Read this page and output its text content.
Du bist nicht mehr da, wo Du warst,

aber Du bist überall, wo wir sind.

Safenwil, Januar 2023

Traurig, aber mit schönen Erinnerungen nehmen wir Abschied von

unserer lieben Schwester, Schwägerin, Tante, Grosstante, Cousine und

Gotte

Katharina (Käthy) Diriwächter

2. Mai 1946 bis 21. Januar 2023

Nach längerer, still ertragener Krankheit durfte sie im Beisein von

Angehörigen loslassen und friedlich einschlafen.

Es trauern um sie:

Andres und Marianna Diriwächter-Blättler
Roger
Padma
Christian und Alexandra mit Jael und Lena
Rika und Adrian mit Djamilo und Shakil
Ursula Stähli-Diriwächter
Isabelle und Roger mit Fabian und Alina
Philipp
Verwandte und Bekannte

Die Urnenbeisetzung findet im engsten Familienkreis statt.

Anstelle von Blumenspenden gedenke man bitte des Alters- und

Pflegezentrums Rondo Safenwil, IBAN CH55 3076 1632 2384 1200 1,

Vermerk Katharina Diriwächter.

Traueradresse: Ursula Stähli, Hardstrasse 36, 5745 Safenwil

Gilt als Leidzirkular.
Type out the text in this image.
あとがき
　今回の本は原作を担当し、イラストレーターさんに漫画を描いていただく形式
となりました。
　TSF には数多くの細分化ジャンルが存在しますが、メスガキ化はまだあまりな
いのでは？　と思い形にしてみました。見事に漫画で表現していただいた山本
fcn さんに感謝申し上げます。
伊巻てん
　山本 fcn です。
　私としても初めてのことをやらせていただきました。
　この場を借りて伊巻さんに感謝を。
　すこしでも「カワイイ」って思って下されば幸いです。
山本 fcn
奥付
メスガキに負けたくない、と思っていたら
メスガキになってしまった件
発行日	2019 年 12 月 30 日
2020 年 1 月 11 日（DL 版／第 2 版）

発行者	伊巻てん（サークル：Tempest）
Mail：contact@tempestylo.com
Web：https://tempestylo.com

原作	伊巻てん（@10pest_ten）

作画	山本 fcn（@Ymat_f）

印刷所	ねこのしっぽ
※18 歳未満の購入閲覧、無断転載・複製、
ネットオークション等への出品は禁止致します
^^^^
The records above should be returned exactly.

• [SOLUTION BELOW]:
Read this page and output its text content.
Du bist nicht mehr da, wo Du warst,

aber Du bist überall, wo wir sind.

Safenwil, Januar 2023

Traurig, aber mit schönen Erinnerungen nehmen wir Abschied von

unserer lieben Schwester, Schwägerin, Tante, Grosstante, Cousine und

Gotte

Katharina (Käthy) Diriwächter

2. Mai 1946 bis 21. Januar 2023

Nach längerer, still ertragener Krankheit durfte sie im Beisein von

Angehörigen loslassen und friedlich einschlafen.

Es trauern um sie:

Andres und Marianna Diriwächter-Blättler
Roger
Padma
Christian und Alexandra mit Jael und Lena
Rika und Adrian mit Djamilo und Shakil
Ursula Stähli-Diriwächter
Isabelle und Roger mit Fabian und Alina
Philipp
Verwandte und Bekannte

Die Urnenbeisetzung findet im engsten Familienkreis statt.

Anstelle von Blumenspenden gedenke man bitte des Alters- und

Pflegezentrums Rondo Safenwil, IBAN CH55 3076 1632 2384 1200 1,

Vermerk Katharina Diriwächter.

Traueradresse: Ursula Stähli, Hardstrasse 36, 5745 Safenwil

Gilt als Leidzirkular.
Type out the text in this image.
あとがき
　今回の本は原作を担当し、イラストレーターさんに漫画を描いていただく形式
となりました。
　TSF には数多くの細分化ジャンルが存在しますが、メスガキ化はまだあまりな
いのでは？　と思い形にしてみました。見事に漫画で表現していただいた山本
fcn さんに感謝申し上げます。
伊巻てん
　山本 fcn です。
　私としても初めてのことをやらせていただきました。
　この場を借りて伊巻さんに感謝を。
　すこしでも「カワイイ」って思って下されば幸いです。
山本 fcn
奥付
メスガキに負けたくない、と思っていたら
メスガキになってしまった件
発行日	2019 年 12 月 30 日
2020 年 1 月 11 日（DL 版／第 2 版）

発行者	伊巻てん（サークル：Tempest）
Mail：contact@tempestylo.com
Web：https://tempestylo.com

原作	伊巻てん（@10pest_ten）

作画	山本 fcn（@Ymat_f）

印刷所	ねこのしっぽ
※18 歳未満の購入閲覧、無断転載・複製、
ネットオークション等への出品は禁止致します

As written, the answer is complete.